Marina Silva nasceu em Rio Branco, no Acre, e na infância recebeu tratamentos de saúde na capital paulista. "Tenho uma relação política, familiar e de muita gratidão por tudo que São Paulo fez pela minha vida por três vezes em que os médicos disseram que a coisa estava feia para mim."

"Democracia é algo para ser exercitado mesmo", disse a ex-ministra e ambientalista ao iniciar sua fala no evento ‘O Futuro de São Paulo é sustentável’. Ela citou a guerra na Ucrânia, disputas ambientais e a "guerra política" no Brasil. "A forma como se ganha vai determinar a forma como se governa", afirmou, se referindo ao que poderá acontecer no País caso o presidente Jair Bolsonaro (PL) seja reeleito.

Recém recuperada de uma contaminação por covid-19, ela pediu desculpas pelo cansaço e, acompanhada por Marina Helou (Rede), agradeceu a Deus pela oportunidade de estar ao lado do antigo companheiro dos governos do PT. "Eu já fui, há muito tempo atrás a senadora mais jovem do Brasil", ressaltou, sobre seu mandato no Senado iniciado em 1995. Quando ela foi ministra do Meio Ambiente, Haddad ocupava o Ministério da Educação.

• Conjunto de dados:
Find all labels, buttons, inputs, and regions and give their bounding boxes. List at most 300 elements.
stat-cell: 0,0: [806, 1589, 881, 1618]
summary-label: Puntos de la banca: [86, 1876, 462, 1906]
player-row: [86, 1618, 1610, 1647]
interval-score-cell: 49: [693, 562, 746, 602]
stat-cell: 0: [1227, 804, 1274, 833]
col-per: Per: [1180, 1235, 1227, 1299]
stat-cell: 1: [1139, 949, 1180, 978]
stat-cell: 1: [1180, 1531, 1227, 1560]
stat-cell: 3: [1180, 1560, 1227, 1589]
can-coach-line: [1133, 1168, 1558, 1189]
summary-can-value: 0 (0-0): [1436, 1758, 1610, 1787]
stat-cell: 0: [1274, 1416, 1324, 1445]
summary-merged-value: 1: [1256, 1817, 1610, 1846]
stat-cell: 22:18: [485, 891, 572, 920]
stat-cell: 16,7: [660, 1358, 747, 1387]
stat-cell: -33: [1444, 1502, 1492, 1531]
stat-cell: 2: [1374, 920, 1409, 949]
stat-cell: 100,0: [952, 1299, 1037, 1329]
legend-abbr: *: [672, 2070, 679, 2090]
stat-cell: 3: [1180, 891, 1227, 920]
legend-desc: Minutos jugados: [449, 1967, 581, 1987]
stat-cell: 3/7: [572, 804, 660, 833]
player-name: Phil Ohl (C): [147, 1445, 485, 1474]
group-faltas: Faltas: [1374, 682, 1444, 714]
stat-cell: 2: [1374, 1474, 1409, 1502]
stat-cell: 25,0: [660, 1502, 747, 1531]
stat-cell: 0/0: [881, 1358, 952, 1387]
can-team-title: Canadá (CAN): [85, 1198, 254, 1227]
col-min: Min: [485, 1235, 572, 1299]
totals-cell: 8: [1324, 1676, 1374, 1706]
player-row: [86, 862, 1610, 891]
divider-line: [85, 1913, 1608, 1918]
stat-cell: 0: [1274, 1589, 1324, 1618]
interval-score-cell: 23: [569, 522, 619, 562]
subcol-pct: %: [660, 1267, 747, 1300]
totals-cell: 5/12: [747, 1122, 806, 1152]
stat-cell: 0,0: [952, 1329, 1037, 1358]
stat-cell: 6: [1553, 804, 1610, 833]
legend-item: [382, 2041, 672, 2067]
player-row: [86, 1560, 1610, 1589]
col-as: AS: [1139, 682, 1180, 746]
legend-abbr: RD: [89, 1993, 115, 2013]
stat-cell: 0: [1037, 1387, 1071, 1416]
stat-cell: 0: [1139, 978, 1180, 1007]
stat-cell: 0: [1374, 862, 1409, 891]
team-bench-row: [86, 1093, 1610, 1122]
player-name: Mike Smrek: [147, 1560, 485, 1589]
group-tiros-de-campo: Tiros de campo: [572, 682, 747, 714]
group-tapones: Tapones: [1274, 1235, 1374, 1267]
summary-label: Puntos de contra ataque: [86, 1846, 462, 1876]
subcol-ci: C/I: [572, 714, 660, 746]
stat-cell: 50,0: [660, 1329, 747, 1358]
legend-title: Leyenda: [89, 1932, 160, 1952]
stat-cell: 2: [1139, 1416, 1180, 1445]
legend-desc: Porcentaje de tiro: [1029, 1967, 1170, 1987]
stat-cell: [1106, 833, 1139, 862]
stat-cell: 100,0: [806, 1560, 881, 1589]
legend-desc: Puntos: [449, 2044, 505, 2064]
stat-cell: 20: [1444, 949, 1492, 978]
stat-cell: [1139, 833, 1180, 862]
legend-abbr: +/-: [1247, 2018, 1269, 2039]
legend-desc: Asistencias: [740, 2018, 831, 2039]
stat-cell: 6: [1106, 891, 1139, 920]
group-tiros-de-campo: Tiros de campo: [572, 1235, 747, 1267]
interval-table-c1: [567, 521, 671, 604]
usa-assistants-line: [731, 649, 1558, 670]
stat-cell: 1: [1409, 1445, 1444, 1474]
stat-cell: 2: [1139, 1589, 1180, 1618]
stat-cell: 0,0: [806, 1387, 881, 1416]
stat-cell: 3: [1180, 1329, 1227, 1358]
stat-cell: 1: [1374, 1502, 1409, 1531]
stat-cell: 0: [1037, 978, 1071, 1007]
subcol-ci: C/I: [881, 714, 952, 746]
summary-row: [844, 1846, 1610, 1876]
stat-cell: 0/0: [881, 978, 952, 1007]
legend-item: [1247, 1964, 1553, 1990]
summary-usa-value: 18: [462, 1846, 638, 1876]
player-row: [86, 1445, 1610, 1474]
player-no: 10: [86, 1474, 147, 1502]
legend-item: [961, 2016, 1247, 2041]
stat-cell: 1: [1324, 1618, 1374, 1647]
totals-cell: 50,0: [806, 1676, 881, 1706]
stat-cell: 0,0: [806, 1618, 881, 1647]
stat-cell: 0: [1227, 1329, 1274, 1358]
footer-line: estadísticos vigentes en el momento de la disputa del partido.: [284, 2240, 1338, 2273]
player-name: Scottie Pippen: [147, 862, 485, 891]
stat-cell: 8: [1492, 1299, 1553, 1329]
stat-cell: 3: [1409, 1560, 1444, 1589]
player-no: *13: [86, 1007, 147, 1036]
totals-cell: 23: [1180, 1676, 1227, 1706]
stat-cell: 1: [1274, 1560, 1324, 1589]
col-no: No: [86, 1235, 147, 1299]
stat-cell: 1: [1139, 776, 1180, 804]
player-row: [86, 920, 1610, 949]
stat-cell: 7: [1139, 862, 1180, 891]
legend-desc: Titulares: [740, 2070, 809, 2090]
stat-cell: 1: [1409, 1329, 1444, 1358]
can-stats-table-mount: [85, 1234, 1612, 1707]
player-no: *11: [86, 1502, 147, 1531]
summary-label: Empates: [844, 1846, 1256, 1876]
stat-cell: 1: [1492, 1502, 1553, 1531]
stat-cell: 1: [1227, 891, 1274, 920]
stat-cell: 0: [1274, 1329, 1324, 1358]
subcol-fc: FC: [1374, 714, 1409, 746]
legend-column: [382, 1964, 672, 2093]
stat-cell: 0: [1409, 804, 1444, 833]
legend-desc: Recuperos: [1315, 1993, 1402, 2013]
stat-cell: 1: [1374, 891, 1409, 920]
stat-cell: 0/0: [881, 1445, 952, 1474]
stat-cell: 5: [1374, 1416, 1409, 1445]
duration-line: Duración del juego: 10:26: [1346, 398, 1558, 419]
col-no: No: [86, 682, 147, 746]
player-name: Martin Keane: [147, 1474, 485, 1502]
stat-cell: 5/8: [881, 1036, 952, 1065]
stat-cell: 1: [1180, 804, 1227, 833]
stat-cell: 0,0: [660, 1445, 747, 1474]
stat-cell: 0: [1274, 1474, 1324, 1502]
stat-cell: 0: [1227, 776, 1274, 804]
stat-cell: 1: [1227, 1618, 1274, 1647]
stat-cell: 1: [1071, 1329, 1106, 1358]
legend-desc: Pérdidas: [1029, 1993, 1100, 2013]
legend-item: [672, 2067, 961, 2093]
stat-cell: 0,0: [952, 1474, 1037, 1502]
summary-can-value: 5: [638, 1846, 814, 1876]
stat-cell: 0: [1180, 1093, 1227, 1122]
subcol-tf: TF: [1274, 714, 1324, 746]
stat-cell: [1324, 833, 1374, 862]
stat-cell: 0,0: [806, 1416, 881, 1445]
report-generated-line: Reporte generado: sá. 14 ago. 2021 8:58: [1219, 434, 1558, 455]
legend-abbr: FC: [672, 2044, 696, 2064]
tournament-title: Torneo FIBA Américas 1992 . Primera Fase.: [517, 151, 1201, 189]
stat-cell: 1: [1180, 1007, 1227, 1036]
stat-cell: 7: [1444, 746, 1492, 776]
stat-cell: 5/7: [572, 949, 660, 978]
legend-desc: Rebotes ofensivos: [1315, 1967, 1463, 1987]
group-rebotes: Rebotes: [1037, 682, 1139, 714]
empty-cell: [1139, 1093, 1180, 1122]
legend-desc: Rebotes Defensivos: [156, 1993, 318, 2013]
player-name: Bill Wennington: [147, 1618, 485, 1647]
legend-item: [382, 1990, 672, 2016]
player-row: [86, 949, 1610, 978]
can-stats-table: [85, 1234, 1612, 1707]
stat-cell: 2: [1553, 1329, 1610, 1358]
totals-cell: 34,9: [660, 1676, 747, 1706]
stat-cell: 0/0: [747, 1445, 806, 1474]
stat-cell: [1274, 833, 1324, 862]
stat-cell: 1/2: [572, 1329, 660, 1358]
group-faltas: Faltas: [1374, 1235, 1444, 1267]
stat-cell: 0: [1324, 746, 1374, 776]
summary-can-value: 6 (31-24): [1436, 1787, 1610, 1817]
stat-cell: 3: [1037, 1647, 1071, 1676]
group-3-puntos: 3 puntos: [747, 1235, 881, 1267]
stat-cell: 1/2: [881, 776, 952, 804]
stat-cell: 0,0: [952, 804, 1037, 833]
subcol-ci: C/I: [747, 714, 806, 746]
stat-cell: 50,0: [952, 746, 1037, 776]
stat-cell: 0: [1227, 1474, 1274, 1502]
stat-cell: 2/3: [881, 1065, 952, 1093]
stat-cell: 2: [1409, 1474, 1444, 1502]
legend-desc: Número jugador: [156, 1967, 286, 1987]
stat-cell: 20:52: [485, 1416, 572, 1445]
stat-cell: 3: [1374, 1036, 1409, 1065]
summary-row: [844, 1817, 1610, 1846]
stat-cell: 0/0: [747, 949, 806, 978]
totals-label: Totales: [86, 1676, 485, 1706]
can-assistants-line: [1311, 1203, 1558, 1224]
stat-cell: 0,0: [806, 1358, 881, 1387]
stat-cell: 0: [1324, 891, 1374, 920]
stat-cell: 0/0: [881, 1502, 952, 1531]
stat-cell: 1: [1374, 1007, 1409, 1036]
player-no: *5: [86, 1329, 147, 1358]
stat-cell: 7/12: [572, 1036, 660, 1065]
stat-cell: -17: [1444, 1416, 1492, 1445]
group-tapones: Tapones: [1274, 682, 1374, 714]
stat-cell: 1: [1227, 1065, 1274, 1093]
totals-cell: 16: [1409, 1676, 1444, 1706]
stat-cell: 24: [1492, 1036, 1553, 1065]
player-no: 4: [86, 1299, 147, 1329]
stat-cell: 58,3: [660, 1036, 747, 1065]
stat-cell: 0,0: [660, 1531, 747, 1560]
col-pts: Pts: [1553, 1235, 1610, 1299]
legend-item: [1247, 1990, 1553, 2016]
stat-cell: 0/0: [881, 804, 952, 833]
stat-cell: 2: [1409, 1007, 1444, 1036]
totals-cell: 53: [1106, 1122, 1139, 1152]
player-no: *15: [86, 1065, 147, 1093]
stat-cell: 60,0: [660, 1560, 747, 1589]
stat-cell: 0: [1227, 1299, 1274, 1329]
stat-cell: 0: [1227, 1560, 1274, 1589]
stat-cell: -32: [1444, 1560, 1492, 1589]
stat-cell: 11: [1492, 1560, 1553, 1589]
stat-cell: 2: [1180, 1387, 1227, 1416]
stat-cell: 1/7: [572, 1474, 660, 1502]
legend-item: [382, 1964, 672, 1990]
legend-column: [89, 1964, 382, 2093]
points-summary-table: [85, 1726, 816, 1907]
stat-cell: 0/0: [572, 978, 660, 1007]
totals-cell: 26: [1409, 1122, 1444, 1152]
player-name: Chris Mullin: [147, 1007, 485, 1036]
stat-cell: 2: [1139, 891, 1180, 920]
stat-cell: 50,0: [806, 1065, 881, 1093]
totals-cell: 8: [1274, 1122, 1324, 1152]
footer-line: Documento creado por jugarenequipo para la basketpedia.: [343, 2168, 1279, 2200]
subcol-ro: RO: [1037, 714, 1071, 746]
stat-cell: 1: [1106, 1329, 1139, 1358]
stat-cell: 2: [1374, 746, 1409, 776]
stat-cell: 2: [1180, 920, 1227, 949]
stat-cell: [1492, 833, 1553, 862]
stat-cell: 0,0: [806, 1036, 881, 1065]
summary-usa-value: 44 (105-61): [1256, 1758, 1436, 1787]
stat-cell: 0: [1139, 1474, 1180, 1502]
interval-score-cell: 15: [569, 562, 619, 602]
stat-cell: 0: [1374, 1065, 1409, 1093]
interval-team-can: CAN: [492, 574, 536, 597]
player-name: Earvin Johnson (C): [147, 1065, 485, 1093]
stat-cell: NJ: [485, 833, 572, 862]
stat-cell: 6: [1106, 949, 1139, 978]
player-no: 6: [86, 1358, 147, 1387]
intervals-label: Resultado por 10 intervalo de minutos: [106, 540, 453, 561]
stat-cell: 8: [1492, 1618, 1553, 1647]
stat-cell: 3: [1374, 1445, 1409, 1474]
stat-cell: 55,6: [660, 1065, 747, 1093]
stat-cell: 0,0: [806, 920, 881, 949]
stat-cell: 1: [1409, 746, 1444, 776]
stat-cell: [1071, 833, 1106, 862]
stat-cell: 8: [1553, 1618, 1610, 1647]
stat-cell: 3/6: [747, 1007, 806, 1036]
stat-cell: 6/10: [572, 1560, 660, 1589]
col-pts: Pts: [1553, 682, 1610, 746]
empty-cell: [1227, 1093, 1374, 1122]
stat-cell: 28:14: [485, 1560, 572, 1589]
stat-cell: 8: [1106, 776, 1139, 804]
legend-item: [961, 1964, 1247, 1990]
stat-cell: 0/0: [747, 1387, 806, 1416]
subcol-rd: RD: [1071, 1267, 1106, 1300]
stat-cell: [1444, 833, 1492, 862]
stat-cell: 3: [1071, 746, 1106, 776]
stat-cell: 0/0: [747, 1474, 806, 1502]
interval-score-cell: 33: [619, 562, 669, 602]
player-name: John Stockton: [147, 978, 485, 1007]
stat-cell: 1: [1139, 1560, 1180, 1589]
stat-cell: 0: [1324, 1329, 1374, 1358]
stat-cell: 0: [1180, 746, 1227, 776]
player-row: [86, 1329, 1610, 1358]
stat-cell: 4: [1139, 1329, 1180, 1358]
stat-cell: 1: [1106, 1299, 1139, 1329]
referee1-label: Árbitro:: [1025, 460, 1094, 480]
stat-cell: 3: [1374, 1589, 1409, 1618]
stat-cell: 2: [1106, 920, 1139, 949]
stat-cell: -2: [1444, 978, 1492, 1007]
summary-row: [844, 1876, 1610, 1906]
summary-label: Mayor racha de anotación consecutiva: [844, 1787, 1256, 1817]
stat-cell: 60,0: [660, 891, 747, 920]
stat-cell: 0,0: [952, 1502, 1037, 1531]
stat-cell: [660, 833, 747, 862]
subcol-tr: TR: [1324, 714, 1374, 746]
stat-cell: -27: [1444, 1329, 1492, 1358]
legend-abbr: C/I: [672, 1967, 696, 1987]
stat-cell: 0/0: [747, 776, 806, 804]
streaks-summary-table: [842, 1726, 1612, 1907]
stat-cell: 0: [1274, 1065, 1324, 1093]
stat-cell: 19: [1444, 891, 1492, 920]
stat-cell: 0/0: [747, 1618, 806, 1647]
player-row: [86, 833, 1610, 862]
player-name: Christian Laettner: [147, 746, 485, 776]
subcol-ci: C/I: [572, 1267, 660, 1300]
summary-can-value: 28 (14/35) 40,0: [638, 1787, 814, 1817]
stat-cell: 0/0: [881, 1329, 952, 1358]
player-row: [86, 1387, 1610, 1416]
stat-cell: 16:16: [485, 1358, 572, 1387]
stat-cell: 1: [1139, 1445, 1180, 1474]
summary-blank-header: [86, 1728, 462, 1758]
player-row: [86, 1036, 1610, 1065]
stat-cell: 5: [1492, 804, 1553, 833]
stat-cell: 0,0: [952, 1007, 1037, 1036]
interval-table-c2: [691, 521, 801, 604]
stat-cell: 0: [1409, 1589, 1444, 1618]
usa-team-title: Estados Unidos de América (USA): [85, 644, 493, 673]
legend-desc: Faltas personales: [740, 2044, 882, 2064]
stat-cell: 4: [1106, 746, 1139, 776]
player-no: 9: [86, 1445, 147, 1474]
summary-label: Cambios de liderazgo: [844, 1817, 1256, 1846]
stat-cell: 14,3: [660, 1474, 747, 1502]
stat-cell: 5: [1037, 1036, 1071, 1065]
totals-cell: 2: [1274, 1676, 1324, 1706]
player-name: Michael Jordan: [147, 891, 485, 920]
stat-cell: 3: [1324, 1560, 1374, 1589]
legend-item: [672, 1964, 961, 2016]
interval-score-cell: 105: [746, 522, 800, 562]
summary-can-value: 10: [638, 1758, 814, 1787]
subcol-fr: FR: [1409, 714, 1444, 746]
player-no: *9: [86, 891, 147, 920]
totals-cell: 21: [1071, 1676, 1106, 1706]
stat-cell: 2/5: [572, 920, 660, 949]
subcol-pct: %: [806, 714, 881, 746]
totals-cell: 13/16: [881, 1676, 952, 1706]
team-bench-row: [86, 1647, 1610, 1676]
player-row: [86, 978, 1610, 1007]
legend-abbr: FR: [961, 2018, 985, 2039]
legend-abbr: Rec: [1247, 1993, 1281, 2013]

• Tarefa: Reproduza, por favor, sem nenhuma alteração, a passagem do texto que vai de "Marina Silva nasceu" até "(PL) seja reeleito.", inclusive. Os dados vêm de uma fonte diferente.

• Campo de resposta:
Marina Silva nasceu em Rio Branco, no Acre, e na infância recebeu tratamentos de saúde na capital paulista. "Tenho uma relação política, familiar e de muita gratidão por tudo que São Paulo fez pela minha vida por três vezes em que os médicos disseram que a coisa estava feia para mim."

"Democracia é algo para ser exercitado mesmo", disse a ex-ministra e ambientalista ao iniciar sua fala no evento ‘O Futuro de São Paulo é sustentável’. Ela citou a guerra na Ucrânia, disputas ambientais e a "guerra política" no Brasil. "A forma como se ganha vai determinar a forma como se governa", afirmou, se referindo ao que poderá acontecer no País caso o presidente Jair Bolsonaro (PL) seja reeleito.